EXERCISE DESCRIPTION
Copy out each line below exactly as it appears.

Collected data entries:
>> start

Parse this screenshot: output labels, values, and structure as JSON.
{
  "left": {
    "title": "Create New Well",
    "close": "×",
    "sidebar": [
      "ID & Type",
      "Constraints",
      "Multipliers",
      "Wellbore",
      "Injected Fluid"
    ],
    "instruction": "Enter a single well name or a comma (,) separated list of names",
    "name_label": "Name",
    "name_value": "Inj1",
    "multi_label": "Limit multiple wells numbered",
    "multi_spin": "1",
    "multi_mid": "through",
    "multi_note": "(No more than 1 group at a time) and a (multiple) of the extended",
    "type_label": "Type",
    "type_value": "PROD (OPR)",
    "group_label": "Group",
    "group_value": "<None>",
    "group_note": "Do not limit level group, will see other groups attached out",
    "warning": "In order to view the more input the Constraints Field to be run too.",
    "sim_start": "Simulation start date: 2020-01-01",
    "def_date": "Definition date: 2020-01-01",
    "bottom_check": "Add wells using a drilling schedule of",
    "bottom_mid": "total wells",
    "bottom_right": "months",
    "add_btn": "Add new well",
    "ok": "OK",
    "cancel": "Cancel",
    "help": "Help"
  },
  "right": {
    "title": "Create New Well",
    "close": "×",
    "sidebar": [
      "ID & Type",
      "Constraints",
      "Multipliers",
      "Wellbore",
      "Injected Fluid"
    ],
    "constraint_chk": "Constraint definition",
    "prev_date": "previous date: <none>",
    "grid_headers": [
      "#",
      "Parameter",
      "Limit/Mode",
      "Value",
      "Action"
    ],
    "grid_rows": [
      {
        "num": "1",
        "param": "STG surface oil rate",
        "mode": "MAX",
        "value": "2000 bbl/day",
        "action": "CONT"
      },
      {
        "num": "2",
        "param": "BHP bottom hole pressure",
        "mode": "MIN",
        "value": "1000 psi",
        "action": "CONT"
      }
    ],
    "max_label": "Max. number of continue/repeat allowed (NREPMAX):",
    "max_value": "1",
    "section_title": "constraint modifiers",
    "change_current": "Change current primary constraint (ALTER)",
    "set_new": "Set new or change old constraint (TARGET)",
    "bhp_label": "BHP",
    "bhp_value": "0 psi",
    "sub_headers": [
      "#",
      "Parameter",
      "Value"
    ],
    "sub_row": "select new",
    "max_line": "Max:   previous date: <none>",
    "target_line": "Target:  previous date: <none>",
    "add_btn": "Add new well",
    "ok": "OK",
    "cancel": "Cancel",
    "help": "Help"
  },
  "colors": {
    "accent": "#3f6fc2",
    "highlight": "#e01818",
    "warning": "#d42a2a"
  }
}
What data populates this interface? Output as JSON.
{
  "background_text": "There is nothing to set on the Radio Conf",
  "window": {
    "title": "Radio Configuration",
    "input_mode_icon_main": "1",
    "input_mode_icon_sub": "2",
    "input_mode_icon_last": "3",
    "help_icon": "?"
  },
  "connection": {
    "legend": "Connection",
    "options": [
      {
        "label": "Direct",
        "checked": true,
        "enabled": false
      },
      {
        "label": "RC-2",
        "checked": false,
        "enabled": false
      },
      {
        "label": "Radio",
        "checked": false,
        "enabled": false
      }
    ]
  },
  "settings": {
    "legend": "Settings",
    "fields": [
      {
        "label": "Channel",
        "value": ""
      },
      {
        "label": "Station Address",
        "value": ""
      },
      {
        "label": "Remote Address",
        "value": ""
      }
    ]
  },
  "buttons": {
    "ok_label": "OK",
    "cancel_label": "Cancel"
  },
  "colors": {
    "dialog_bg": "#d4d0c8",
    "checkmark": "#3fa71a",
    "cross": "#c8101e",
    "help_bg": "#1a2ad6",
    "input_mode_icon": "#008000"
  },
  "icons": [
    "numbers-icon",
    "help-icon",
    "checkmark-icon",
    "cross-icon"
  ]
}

>> end

OUTPUT FOR THIS TASK
Parse this screenshot: output labels, values, and structure as JSON.
{
  "left": {
    "title": "Create New Well",
    "close": "×",
    "sidebar": [
      "ID & Type",
      "Constraints",
      "Multipliers",
      "Wellbore",
      "Injected Fluid"
    ],
    "instruction": "Enter a single well name or a comma (,) separated list of names",
    "name_label": "Name",
    "name_value": "Inj1",
    "multi_label": "Limit multiple wells numbered",
    "multi_spin": "1",
    "multi_mid": "through",
    "multi_note": "(No more than 1 group at a time) and a (multiple) of the extended",
    "type_label": "Type",
    "type_value": "PROD (OPR)",
    "group_label": "Group",
    "group_value": "<None>",
    "group_note": "Do not limit level group, will see other groups attached out",
    "warning": "In order to view the more input the Constraints Field to be run too.",
    "sim_start": "Simulation start date: 2020-01-01",
    "def_date": "Definition date: 2020-01-01",
    "bottom_check": "Add wells using a drilling schedule of",
    "bottom_mid": "total wells",
    "bottom_right": "months",
    "add_btn": "Add new well",
    "ok": "OK",
    "cancel": "Cancel",
    "help": "Help"
  },
  "right": {
    "title": "Create New Well",
    "close": "×",
    "sidebar": [
      "ID & Type",
      "Constraints",
      "Multipliers",
      "Wellbore",
      "Injected Fluid"
    ],
    "constraint_chk": "Constraint definition",
    "prev_date": "previous date: <none>",
    "grid_headers": [
      "#",
      "Parameter",
      "Limit/Mode",
      "Value",
      "Action"
    ],
    "grid_rows": [
      {
        "num": "1",
        "param": "STG surface oil rate",
        "mode": "MAX",
        "value": "2000 bbl/day",
        "action": "CONT"
      },
      {
        "num": "2",
        "param": "BHP bottom hole pressure",
        "mode": "MIN",
        "value": "1000 psi",
        "action": "CONT"
      }
    ],
    "max_label": "Max. number of continue/repeat allowed (NREPMAX):",
    "max_value": "1",
    "section_title": "constraint modifiers",
    "change_current": "Change current primary constraint (ALTER)",
    "set_new": "Set new or change old constraint (TARGET)",
    "bhp_label": "BHP",
    "bhp_value": "0 psi",
    "sub_headers": [
      "#",
      "Parameter",
      "Value"
    ],
    "sub_row": "select new",
    "max_line": "Max:   previous date: <none>",
    "target_line": "Target:  previous date: <none>",
    "add_btn": "Add new well",
    "ok": "OK",
    "cancel": "Cancel",
    "help": "Help"
  },
  "colors": {
    "accent": "#3f6fc2",
    "highlight": "#e01818",
    "warning": "#d42a2a"
  }
}
What data populates this interface? Output as JSON.
{
  "background_text": "There is nothing to set on the Radio Conf",
  "window": {
    "title": "Radio Configuration",
    "input_mode_icon_main": "1",
    "input_mode_icon_sub": "2",
    "input_mode_icon_last": "3",
    "help_icon": "?"
  },
  "connection": {
    "legend": "Connection",
    "options": [
      {
        "label": "Direct",
        "checked": true,
        "enabled": false
      },
      {
        "label": "RC-2",
        "checked": false,
        "enabled": false
      },
      {
        "label": "Radio",
        "checked": false,
        "enabled": false
      }
    ]
  },
  "settings": {
    "legend": "Settings",
    "fields": [
      {
        "label": "Channel",
        "value": ""
      },
      {
        "label": "Station Address",
        "value": ""
      },
      {
        "label": "Remote Address",
        "value": ""
      }
    ]
  },
  "buttons": {
    "ok_label": "OK",
    "cancel_label": "Cancel"
  },
  "colors": {
    "dialog_bg": "#d4d0c8",
    "checkmark": "#3fa71a",
    "cross": "#c8101e",
    "help_bg": "#1a2ad6",
    "input_mode_icon": "#008000"
  },
  "icons": [
    "numbers-icon",
    "help-icon",
    "checkmark-icon",
    "cross-icon"
  ]
}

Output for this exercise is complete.